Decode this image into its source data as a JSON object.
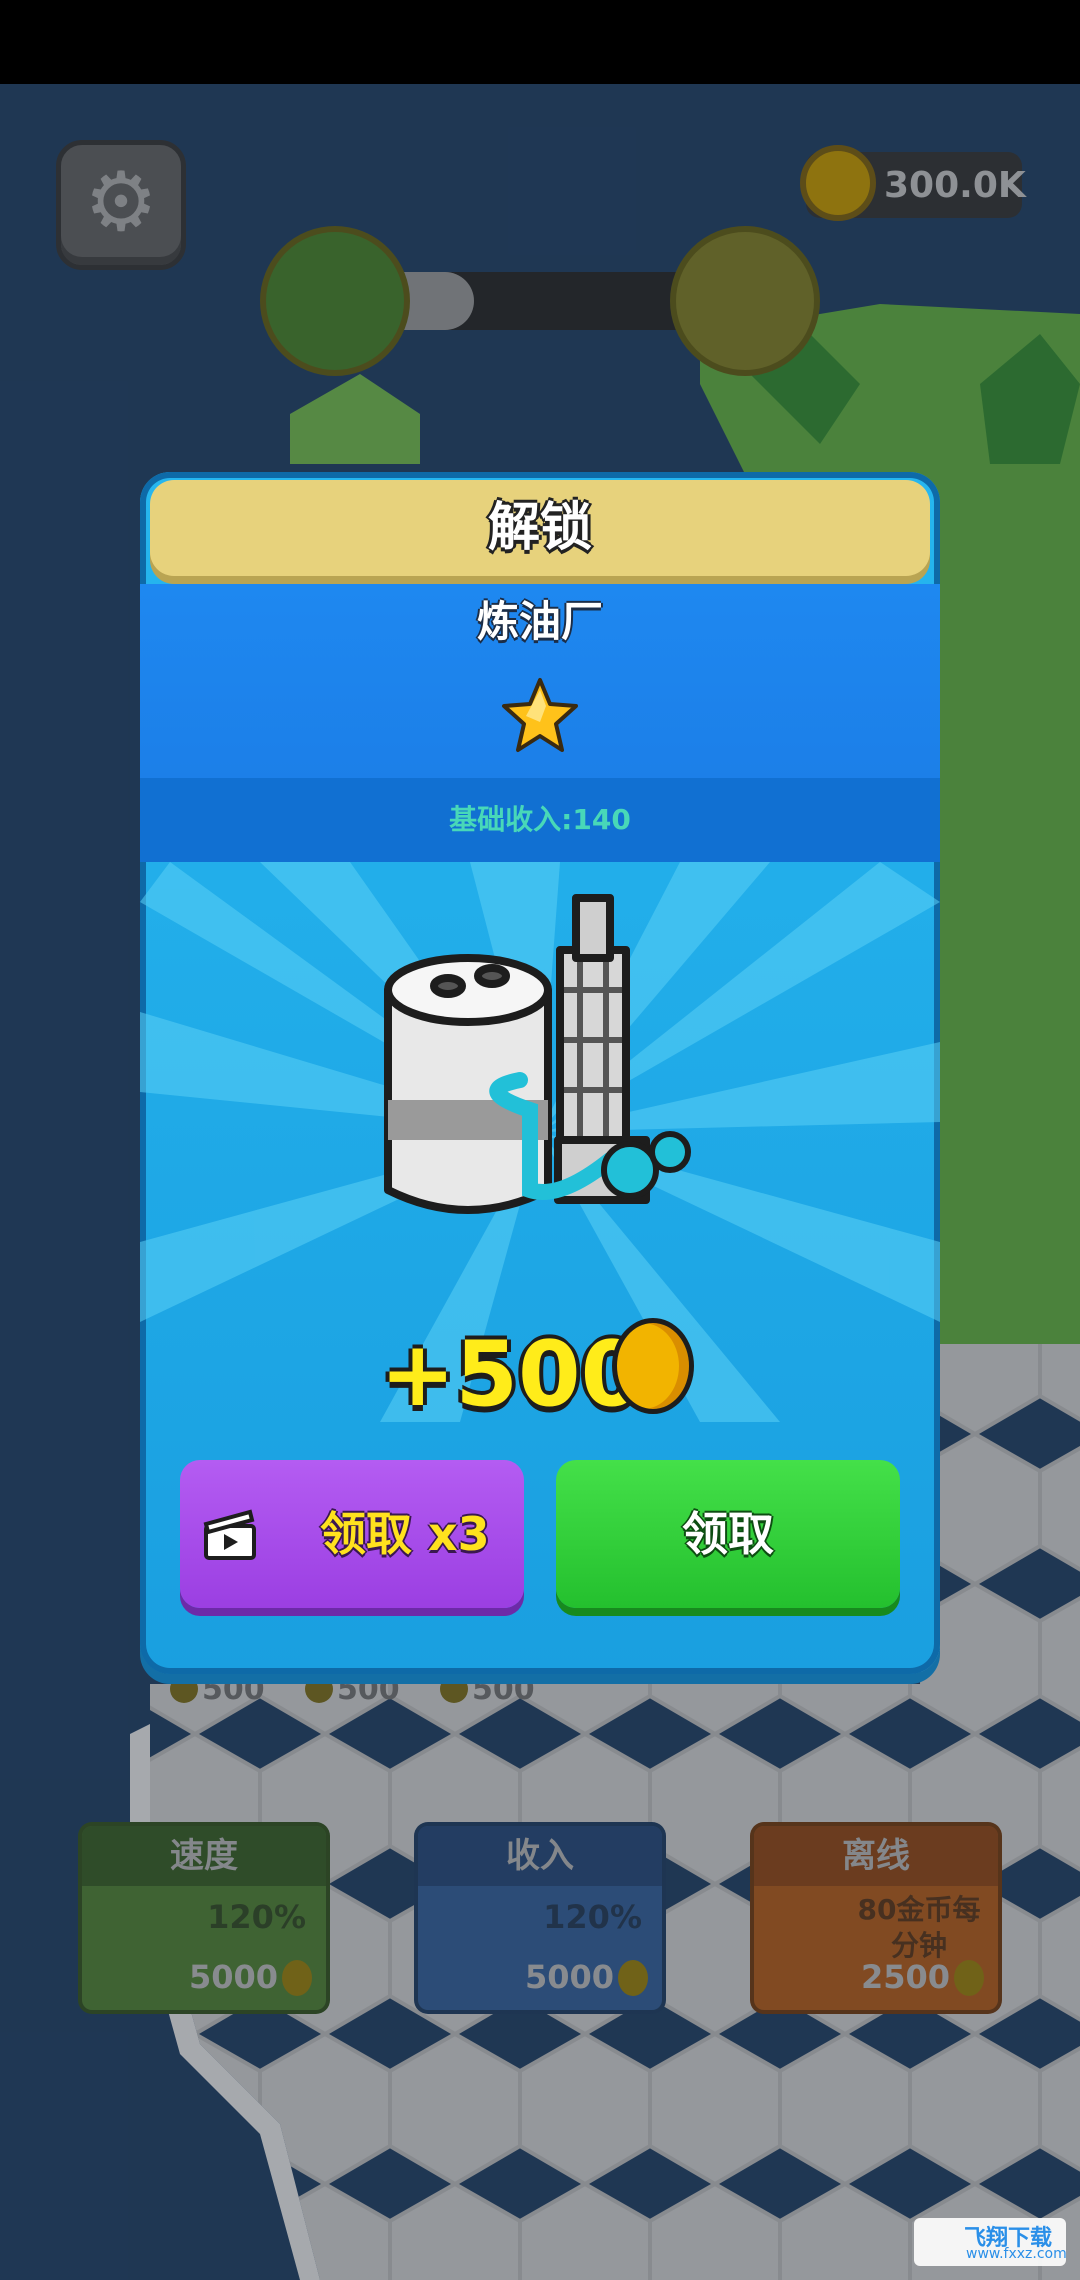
{
  "hud": {
    "coins": "300.0K"
  },
  "upgrades": [
    {
      "title": "速度",
      "value": "120%",
      "cost": "5000",
      "color": "#5a8f3a"
    },
    {
      "title": "收入",
      "value": "120%",
      "cost": "5000",
      "color": "#3a6aa8"
    },
    {
      "title": "离线",
      "value": "80金币每分钟",
      "cost": "2500",
      "color": "#c4671f"
    }
  ],
  "tile_prices": [
    "500",
    "500",
    "500"
  ],
  "popup": {
    "title": "解锁",
    "building_name": "炼油厂",
    "stars": 1,
    "income_label": "基础收入:140",
    "reward": "+500",
    "btn_x3": "领取 x3",
    "btn_claim": "领取"
  },
  "colors": {
    "popup_bg": "#1ea8ea",
    "header": "#e7d27c",
    "btn_x3": "#a94cea",
    "btn_claim": "#2ecc35"
  }
}
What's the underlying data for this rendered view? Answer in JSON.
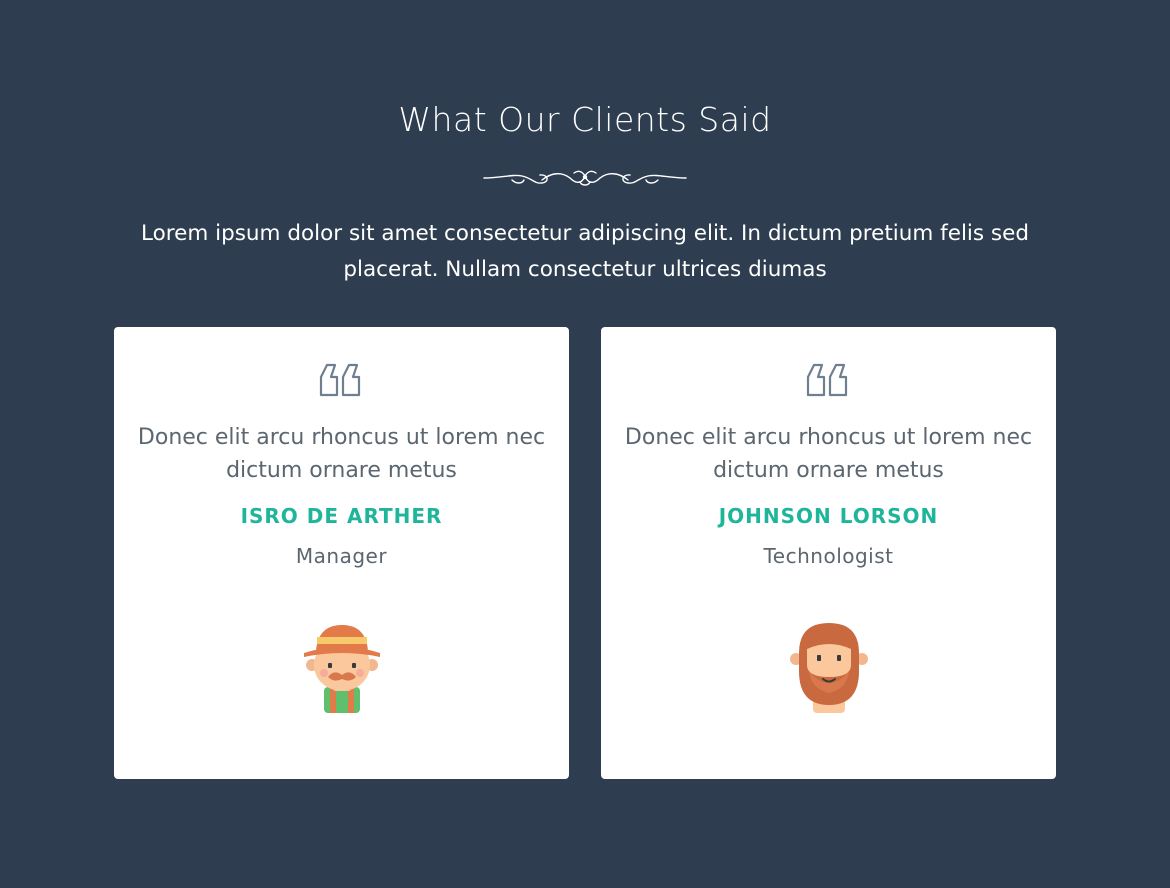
{
  "section": {
    "title": "What Our Clients Said",
    "intro": "Lorem ipsum dolor sit amet consectetur adipiscing elit. In dictum pretium felis sed placerat. Nullam consectetur ultrices diumas"
  },
  "testimonials": [
    {
      "quote": "Donec elit arcu rhoncus ut lorem nec dictum ornare metus",
      "name": "ISRO DE ARTHER",
      "role": "Manager",
      "avatar_icon": "farmer-avatar-icon"
    },
    {
      "quote": "Donec elit arcu rhoncus ut lorem nec dictum ornare metus",
      "name": "JOHNSON LORSON",
      "role": "Technologist",
      "avatar_icon": "bearded-man-avatar-icon"
    }
  ],
  "colors": {
    "background": "#2e3e50",
    "card": "#ffffff",
    "accent": "#1fb59a",
    "body_text": "#5b6670",
    "quote_icon": "#6f7f8f"
  }
}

=== Do this ===
Images must not appear in the copy; reproduce everything else in the records verbatim.

=== Solution for this exercise ===
Decode this image into its source data as a JSON object.
{
  "hud": {
    "coins": "300.0K"
  },
  "upgrades": [
    {
      "title": "速度",
      "value": "120%",
      "cost": "5000",
      "color": "#5a8f3a"
    },
    {
      "title": "收入",
      "value": "120%",
      "cost": "5000",
      "color": "#3a6aa8"
    },
    {
      "title": "离线",
      "value": "80金币每分钟",
      "cost": "2500",
      "color": "#c4671f"
    }
  ],
  "tile_prices": [
    "500",
    "500",
    "500"
  ],
  "popup": {
    "title": "解锁",
    "building_name": "炼油厂",
    "stars": 1,
    "income_label": "基础收入:140",
    "reward": "+500",
    "btn_x3": "领取 x3",
    "btn_claim": "领取"
  },
  "colors": {
    "popup_bg": "#1ea8ea",
    "header": "#e7d27c",
    "btn_x3": "#a94cea",
    "btn_claim": "#2ecc35"
  }
}
What's the underlying data for this rendered view? Answer in JSON.
{
  "section": {
    "title": "What Our Clients Said",
    "intro": "Lorem ipsum dolor sit amet consectetur adipiscing elit. In dictum pretium felis sed placerat. Nullam consectetur ultrices diumas"
  },
  "testimonials": [
    {
      "quote": "Donec elit arcu rhoncus ut lorem nec dictum ornare metus",
      "name": "ISRO DE ARTHER",
      "role": "Manager",
      "avatar_icon": "farmer-avatar-icon"
    },
    {
      "quote": "Donec elit arcu rhoncus ut lorem nec dictum ornare metus",
      "name": "JOHNSON LORSON",
      "role": "Technologist",
      "avatar_icon": "bearded-man-avatar-icon"
    }
  ],
  "colors": {
    "background": "#2e3e50",
    "card": "#ffffff",
    "accent": "#1fb59a",
    "body_text": "#5b6670",
    "quote_icon": "#6f7f8f"
  }
}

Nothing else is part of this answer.